SOURCE EXTRACT:
Closed LB1907 closed 2 months ago

LB1907 commented 2 months ago

Hello,

I have a problem understanding the results. I have already looked in the Wiki under the Bedpe Brass notations, but I didn't understand it.

My problem:

The breakpoints of the lower and higher coordinates are displayed. If I have a translocation and a gene fusion occurs from gene 1 and gene 2, how do I know which side of the chromosome arm is used for the gene fusion from the breakpoints.

Example: Breakpoint 1 in gene 1 is found in intron 1 (1/2) at 15q24.3 and breakpoint 2 in gene 2 is found at 2q11.2 in intron 6 (6/23). Where can I find the information that in chromosome 15 the part of the gene that is on the rest of the long arm (15q24.3-15q26.3) from the breakpoint is fused and in chromosome 2 the part that is attached to the short arm is fused.

I hope that was understandable. I also used the BrassVis program to visualize the data. In a gene fusion where the svclass was specified as "deletion" and where both genes were on the same chromosome and strand, the fusion part of Gen1 was inverted in the image. I would also like to understand why this is the case. For the second question, I have attached a picture to make it easier to understand.

Thanks in advance!

BrassVis

AndyMenzies commented 2 months ago

Hi

I've always thought of the strand info for Brass as a direction of travel. + means moving up the chromosome from low to high coordinate. - means moving down the chromosome from high to low coordinate. Strand 1 gives you the direction you were traveling when you reached the low end of your breakpoint, while Strand 2 gives you the direction you were leaving the high end of the breakpoint. Therefore a +/+ breakpoint on single chromosome will always be a deletion.

Brass uses short read sequencing, this limits how far up and down stream we can see to asses the type of SV we've detected. We won't have a continuous read across a large Structural Variant. This means that a large cross chromosome insertion will be recorded as 2 cross chromsome break events, each of which will look like a transloaction but we won't be able to tie them together as we can't tell if they are related to eachother. All we can do is describe the breaks individually.

I'm not able to answer the question on BrassVis, we didn't develop that tool.

DATASET:
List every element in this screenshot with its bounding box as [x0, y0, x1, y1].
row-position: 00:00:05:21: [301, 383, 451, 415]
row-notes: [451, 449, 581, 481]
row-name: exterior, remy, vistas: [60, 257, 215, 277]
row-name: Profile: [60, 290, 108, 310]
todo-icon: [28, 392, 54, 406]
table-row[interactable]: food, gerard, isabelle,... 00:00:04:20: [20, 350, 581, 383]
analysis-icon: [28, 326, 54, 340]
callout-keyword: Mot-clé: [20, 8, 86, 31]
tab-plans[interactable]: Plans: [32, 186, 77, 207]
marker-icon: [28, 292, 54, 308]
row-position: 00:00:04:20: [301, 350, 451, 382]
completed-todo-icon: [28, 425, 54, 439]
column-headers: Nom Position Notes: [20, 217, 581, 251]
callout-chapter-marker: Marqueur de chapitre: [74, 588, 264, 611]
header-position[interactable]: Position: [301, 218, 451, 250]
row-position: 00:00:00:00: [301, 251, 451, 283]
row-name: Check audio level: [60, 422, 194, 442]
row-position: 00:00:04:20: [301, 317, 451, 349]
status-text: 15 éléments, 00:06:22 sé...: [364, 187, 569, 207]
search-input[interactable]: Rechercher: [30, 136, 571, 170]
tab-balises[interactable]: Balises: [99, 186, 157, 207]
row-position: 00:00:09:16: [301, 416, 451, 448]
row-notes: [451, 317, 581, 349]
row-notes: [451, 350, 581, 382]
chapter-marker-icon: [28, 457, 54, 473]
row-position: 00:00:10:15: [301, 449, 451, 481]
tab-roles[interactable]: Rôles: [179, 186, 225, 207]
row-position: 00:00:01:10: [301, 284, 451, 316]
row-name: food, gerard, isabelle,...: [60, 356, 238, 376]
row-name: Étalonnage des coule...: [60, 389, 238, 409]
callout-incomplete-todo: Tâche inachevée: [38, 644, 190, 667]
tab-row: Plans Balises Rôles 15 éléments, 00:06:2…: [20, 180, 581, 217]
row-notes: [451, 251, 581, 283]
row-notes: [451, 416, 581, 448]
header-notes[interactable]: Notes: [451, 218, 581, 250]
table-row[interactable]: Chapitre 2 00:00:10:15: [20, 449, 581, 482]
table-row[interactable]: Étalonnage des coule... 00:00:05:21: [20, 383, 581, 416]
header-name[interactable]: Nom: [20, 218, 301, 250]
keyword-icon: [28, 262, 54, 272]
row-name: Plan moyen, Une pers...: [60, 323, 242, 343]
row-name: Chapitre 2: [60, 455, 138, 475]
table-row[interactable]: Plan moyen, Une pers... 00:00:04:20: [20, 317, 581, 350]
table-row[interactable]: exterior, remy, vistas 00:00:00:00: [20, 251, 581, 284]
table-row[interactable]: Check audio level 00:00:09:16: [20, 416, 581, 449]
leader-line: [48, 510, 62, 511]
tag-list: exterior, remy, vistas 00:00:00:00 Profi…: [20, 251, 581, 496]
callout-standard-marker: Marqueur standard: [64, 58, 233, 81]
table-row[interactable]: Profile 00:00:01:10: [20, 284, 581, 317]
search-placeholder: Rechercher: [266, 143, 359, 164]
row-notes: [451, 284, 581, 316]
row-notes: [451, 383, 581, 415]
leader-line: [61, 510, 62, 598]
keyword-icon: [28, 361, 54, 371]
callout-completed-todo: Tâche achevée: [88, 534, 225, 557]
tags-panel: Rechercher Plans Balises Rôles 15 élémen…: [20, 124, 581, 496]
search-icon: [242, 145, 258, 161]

WHAT THE TASK ASKS:
Repeat everything in the Brass breakpoint discussion from "LB1907 commented 2" down to "from the breakpoints.", word for word. The data is separate material and has no connection to the Brass breakpoint discussion.

TASK RESULT:
LB1907 commented 2 months ago

Hello,

I have a problem understanding the results. I have already looked in the Wiki under the Bedpe Brass notations, but I didn't understand it.

My problem:

The breakpoints of the lower and higher coordinates are displayed. If I have a translocation and a gene fusion occurs from gene 1 and gene 2, how do I know which side of the chromosome arm is used for the gene fusion from the breakpoints.